_TASK TO COMPLETE_
Copy every record below exactly.

[Records that describe figures]

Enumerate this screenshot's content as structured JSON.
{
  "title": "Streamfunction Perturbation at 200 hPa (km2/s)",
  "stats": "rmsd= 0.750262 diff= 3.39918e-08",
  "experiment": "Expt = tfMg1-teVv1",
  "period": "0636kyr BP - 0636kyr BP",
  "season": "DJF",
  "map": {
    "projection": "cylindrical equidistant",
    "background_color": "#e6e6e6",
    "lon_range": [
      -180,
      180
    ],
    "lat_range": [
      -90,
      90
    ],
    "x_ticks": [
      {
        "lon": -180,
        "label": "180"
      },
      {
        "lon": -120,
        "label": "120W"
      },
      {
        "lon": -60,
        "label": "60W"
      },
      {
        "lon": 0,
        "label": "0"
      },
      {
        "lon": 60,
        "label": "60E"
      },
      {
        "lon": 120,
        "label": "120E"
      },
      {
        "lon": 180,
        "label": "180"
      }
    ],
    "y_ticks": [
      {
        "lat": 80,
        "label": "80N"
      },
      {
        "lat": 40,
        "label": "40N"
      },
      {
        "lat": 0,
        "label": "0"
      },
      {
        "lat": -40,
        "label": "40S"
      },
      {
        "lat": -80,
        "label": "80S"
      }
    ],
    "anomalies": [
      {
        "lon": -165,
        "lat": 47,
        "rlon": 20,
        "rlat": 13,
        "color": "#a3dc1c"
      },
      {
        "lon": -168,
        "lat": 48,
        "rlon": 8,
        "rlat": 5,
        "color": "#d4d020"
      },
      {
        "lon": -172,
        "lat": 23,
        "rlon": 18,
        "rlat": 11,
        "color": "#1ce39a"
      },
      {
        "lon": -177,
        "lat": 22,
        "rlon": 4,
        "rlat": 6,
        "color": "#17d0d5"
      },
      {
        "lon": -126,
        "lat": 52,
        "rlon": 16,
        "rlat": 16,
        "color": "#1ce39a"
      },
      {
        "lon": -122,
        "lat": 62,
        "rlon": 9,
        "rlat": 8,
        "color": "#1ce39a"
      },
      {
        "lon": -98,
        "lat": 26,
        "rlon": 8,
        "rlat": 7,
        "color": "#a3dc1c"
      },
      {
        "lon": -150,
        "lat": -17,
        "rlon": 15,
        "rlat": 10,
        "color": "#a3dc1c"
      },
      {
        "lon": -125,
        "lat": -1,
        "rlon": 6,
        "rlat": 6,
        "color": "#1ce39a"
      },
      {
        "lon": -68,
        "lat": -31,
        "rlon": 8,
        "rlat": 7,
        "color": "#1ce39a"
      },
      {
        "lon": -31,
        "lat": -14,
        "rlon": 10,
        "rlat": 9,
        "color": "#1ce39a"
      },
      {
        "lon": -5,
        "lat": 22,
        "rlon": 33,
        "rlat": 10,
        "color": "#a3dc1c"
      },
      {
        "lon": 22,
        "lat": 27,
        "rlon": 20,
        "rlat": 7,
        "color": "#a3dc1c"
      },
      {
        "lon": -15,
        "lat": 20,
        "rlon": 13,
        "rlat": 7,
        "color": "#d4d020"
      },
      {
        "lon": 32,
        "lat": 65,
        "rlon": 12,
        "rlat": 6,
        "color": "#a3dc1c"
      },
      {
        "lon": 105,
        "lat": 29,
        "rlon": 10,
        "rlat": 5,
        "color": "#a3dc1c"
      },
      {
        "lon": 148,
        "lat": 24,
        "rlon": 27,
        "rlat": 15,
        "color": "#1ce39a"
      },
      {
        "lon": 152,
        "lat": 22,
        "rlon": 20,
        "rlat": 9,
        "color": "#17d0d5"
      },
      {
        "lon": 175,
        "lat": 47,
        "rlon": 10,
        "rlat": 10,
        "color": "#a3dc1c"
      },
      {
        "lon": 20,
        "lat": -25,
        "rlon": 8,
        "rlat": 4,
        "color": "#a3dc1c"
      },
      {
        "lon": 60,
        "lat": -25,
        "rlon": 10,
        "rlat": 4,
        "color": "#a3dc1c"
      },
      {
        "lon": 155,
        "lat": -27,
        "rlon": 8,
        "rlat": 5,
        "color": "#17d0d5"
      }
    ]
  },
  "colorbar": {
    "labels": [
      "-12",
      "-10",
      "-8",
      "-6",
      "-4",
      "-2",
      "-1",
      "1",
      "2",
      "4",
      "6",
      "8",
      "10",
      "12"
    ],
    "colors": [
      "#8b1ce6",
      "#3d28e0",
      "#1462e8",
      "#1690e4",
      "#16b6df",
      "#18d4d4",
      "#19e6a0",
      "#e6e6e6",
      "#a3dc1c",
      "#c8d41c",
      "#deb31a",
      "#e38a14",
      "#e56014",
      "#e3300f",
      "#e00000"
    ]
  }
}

_REPLY TO THE TASK_
Enumerate this screenshot's content as structured JSON.
{
  "title": "Streamfunction Perturbation at 200 hPa (km2/s)",
  "stats": "rmsd= 0.750262 diff= 3.39918e-08",
  "experiment": "Expt = tfMg1-teVv1",
  "period": "0636kyr BP - 0636kyr BP",
  "season": "DJF",
  "map": {
    "projection": "cylindrical equidistant",
    "background_color": "#e6e6e6",
    "lon_range": [
      -180,
      180
    ],
    "lat_range": [
      -90,
      90
    ],
    "x_ticks": [
      {
        "lon": -180,
        "label": "180"
      },
      {
        "lon": -120,
        "label": "120W"
      },
      {
        "lon": -60,
        "label": "60W"
      },
      {
        "lon": 0,
        "label": "0"
      },
      {
        "lon": 60,
        "label": "60E"
      },
      {
        "lon": 120,
        "label": "120E"
      },
      {
        "lon": 180,
        "label": "180"
      }
    ],
    "y_ticks": [
      {
        "lat": 80,
        "label": "80N"
      },
      {
        "lat": 40,
        "label": "40N"
      },
      {
        "lat": 0,
        "label": "0"
      },
      {
        "lat": -40,
        "label": "40S"
      },
      {
        "lat": -80,
        "label": "80S"
      }
    ],
    "anomalies": [
      {
        "lon": -165,
        "lat": 47,
        "rlon": 20,
        "rlat": 13,
        "color": "#a3dc1c"
      },
      {
        "lon": -168,
        "lat": 48,
        "rlon": 8,
        "rlat": 5,
        "color": "#d4d020"
      },
      {
        "lon": -172,
        "lat": 23,
        "rlon": 18,
        "rlat": 11,
        "color": "#1ce39a"
      },
      {
        "lon": -177,
        "lat": 22,
        "rlon": 4,
        "rlat": 6,
        "color": "#17d0d5"
      },
      {
        "lon": -126,
        "lat": 52,
        "rlon": 16,
        "rlat": 16,
        "color": "#1ce39a"
      },
      {
        "lon": -122,
        "lat": 62,
        "rlon": 9,
        "rlat": 8,
        "color": "#1ce39a"
      },
      {
        "lon": -98,
        "lat": 26,
        "rlon": 8,
        "rlat": 7,
        "color": "#a3dc1c"
      },
      {
        "lon": -150,
        "lat": -17,
        "rlon": 15,
        "rlat": 10,
        "color": "#a3dc1c"
      },
      {
        "lon": -125,
        "lat": -1,
        "rlon": 6,
        "rlat": 6,
        "color": "#1ce39a"
      },
      {
        "lon": -68,
        "lat": -31,
        "rlon": 8,
        "rlat": 7,
        "color": "#1ce39a"
      },
      {
        "lon": -31,
        "lat": -14,
        "rlon": 10,
        "rlat": 9,
        "color": "#1ce39a"
      },
      {
        "lon": -5,
        "lat": 22,
        "rlon": 33,
        "rlat": 10,
        "color": "#a3dc1c"
      },
      {
        "lon": 22,
        "lat": 27,
        "rlon": 20,
        "rlat": 7,
        "color": "#a3dc1c"
      },
      {
        "lon": -15,
        "lat": 20,
        "rlon": 13,
        "rlat": 7,
        "color": "#d4d020"
      },
      {
        "lon": 32,
        "lat": 65,
        "rlon": 12,
        "rlat": 6,
        "color": "#a3dc1c"
      },
      {
        "lon": 105,
        "lat": 29,
        "rlon": 10,
        "rlat": 5,
        "color": "#a3dc1c"
      },
      {
        "lon": 148,
        "lat": 24,
        "rlon": 27,
        "rlat": 15,
        "color": "#1ce39a"
      },
      {
        "lon": 152,
        "lat": 22,
        "rlon": 20,
        "rlat": 9,
        "color": "#17d0d5"
      },
      {
        "lon": 175,
        "lat": 47,
        "rlon": 10,
        "rlat": 10,
        "color": "#a3dc1c"
      },
      {
        "lon": 20,
        "lat": -25,
        "rlon": 8,
        "rlat": 4,
        "color": "#a3dc1c"
      },
      {
        "lon": 60,
        "lat": -25,
        "rlon": 10,
        "rlat": 4,
        "color": "#a3dc1c"
      },
      {
        "lon": 155,
        "lat": -27,
        "rlon": 8,
        "rlat": 5,
        "color": "#17d0d5"
      }
    ]
  },
  "colorbar": {
    "labels": [
      "-12",
      "-10",
      "-8",
      "-6",
      "-4",
      "-2",
      "-1",
      "1",
      "2",
      "4",
      "6",
      "8",
      "10",
      "12"
    ],
    "colors": [
      "#8b1ce6",
      "#3d28e0",
      "#1462e8",
      "#1690e4",
      "#16b6df",
      "#18d4d4",
      "#19e6a0",
      "#e6e6e6",
      "#a3dc1c",
      "#c8d41c",
      "#deb31a",
      "#e38a14",
      "#e56014",
      "#e3300f",
      "#e00000"
    ]
  }
}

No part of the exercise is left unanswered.